THE TASK: Show all lines holding "shoreline".
[Begin INPUT FOR THIS TASK]
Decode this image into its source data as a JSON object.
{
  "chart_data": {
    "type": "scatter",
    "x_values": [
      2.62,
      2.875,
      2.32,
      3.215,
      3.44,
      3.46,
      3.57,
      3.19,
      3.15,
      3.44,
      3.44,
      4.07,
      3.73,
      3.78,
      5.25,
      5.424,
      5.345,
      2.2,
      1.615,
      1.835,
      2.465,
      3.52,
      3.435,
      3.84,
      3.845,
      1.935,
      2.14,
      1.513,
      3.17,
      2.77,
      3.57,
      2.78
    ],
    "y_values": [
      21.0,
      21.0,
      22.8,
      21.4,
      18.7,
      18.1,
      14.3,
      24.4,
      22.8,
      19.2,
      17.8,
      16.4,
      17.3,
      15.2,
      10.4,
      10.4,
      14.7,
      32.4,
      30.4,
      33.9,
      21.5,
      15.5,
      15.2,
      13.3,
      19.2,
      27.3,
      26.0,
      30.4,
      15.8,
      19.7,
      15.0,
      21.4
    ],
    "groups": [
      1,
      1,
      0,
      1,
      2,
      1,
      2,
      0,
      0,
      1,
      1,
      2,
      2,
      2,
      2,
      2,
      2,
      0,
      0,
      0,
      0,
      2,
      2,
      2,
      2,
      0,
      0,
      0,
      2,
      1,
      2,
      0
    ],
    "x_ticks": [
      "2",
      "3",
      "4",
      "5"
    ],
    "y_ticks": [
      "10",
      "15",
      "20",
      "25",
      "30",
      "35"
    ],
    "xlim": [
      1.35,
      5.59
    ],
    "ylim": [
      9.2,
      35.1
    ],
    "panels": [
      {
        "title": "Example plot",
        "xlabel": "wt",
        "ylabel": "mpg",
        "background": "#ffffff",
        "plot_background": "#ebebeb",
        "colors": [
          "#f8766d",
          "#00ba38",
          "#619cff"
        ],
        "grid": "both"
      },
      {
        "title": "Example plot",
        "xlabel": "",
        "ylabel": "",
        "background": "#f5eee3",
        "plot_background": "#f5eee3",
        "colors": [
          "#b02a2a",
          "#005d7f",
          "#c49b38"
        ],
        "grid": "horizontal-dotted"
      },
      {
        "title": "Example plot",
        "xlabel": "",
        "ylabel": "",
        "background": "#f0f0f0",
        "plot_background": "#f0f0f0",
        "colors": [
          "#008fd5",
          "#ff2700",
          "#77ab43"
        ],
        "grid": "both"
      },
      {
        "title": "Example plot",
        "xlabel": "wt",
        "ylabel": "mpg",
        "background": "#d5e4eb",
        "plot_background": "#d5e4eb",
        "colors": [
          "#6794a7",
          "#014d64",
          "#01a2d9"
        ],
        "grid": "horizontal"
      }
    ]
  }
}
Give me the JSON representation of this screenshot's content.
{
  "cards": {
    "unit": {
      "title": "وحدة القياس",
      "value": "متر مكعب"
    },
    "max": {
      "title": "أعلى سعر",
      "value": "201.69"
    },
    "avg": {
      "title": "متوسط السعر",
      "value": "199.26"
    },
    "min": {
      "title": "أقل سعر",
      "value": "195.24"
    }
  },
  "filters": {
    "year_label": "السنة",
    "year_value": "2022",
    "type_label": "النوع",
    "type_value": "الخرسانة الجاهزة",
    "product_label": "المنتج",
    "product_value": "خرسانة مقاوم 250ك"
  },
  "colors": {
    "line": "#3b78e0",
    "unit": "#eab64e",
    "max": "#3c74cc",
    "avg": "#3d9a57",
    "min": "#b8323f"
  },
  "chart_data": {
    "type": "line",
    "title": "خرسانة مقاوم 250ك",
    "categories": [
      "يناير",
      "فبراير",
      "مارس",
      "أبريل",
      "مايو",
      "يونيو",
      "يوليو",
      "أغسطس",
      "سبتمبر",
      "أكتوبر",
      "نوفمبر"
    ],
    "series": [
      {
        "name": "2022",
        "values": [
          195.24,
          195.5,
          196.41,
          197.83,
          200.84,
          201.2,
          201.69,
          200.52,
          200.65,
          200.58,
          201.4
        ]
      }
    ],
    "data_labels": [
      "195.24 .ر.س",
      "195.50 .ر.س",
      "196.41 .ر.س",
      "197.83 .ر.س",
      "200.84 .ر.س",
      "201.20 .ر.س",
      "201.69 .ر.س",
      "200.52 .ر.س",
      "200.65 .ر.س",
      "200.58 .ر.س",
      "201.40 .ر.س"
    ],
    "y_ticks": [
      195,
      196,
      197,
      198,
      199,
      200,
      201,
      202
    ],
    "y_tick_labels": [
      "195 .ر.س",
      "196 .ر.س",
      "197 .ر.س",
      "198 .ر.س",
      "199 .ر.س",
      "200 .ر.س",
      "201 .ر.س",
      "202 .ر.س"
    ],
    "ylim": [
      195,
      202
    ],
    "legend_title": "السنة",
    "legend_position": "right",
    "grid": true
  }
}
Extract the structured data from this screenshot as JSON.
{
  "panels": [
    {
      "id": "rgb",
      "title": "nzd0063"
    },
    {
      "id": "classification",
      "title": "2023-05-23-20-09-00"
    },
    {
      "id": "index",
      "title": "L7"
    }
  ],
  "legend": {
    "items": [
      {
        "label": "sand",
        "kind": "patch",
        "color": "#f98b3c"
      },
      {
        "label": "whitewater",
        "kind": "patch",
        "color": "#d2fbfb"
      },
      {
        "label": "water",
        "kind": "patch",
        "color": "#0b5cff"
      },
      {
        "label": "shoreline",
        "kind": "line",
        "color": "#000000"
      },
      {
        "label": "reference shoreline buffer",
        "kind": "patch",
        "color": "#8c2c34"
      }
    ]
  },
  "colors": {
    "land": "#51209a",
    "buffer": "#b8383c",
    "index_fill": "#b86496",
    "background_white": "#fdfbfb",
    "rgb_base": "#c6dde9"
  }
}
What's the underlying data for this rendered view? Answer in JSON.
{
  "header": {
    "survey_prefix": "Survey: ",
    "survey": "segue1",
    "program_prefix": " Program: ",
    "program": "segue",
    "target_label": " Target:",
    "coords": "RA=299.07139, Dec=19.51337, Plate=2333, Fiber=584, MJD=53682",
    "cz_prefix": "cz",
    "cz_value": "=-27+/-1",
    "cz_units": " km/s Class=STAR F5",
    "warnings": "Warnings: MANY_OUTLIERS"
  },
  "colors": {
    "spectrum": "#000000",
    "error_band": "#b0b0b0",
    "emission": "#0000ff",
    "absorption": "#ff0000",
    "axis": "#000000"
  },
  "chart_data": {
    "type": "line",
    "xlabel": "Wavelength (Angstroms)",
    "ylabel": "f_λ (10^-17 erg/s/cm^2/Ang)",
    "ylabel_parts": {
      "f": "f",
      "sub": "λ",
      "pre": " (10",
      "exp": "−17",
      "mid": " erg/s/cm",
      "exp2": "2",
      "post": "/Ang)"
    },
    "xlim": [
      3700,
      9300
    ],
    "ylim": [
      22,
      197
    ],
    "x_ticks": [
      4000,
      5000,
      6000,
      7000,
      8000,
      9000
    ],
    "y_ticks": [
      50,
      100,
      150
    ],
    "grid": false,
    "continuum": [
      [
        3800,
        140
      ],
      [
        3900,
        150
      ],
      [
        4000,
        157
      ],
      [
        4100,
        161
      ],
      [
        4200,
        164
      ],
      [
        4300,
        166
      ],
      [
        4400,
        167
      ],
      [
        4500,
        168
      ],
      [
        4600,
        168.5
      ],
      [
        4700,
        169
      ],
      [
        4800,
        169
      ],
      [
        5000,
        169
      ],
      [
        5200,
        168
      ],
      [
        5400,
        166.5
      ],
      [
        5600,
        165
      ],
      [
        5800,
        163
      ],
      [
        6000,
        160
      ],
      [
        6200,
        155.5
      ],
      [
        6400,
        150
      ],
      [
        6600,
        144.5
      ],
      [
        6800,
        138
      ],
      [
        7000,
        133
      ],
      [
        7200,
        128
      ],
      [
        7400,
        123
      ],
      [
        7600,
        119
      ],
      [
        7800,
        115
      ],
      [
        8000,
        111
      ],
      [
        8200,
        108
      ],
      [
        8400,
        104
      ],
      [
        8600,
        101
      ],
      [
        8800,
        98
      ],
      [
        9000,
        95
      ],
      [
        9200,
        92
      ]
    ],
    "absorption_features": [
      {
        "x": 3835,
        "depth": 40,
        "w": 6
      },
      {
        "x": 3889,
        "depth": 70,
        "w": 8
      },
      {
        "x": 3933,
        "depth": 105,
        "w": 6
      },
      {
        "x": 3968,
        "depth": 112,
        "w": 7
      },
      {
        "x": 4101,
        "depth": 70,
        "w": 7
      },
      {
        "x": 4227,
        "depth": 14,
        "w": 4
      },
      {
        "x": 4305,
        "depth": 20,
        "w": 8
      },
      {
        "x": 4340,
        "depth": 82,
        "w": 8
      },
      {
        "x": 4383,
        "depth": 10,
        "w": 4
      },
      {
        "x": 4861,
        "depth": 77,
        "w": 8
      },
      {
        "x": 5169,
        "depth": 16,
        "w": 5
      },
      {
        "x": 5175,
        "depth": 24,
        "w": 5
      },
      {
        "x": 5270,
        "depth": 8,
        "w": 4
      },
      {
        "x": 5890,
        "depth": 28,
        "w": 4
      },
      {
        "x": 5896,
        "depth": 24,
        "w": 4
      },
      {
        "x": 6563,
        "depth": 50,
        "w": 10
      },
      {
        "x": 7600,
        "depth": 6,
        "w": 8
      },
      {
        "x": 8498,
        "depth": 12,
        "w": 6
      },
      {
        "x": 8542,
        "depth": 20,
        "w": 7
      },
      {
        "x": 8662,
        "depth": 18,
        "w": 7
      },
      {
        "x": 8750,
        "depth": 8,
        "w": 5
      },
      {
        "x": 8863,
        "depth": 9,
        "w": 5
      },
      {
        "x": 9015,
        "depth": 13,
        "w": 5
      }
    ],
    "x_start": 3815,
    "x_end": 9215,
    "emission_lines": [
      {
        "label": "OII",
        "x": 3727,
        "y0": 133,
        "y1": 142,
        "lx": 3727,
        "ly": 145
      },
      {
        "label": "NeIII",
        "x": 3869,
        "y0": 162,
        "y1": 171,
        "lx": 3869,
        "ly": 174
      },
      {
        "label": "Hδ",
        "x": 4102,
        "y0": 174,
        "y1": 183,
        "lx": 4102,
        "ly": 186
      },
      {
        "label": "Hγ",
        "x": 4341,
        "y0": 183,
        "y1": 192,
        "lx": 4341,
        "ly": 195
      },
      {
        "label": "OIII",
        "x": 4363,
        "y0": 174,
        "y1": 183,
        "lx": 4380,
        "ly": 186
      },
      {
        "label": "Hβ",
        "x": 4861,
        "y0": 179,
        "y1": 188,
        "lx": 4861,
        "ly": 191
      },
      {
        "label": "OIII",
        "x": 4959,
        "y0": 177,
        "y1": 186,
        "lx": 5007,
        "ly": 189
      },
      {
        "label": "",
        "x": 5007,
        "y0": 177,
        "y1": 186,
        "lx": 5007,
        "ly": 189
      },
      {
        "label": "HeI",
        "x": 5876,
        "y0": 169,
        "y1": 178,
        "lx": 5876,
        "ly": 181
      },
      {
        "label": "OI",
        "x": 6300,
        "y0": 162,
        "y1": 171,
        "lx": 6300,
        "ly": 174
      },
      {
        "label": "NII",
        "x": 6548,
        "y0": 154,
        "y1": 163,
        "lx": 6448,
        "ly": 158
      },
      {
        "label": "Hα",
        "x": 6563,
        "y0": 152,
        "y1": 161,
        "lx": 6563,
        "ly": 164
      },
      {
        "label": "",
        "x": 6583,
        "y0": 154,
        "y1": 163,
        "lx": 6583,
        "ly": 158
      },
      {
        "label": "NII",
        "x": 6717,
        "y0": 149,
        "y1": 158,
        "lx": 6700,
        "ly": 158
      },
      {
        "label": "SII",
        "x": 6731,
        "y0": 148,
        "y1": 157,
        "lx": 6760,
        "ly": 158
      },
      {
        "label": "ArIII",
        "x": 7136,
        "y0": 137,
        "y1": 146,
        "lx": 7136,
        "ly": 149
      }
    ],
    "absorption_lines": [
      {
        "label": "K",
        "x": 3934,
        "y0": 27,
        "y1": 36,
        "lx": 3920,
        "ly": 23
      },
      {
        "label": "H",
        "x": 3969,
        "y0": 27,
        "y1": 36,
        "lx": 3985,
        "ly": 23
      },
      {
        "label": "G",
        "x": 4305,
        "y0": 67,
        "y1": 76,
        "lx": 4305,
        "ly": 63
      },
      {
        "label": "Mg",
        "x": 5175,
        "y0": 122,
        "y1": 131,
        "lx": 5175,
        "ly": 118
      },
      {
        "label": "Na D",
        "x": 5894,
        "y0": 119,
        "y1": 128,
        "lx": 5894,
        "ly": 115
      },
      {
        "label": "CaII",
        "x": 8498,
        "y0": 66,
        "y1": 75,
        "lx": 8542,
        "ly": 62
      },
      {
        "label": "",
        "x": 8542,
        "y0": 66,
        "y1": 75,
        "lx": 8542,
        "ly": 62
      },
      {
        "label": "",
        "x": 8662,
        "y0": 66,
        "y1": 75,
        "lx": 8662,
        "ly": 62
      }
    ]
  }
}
[End INPUT FOR THIS TASK]
RESULT BELOW:
        "label": "shoreline",
        "label": "reference shoreline buffer",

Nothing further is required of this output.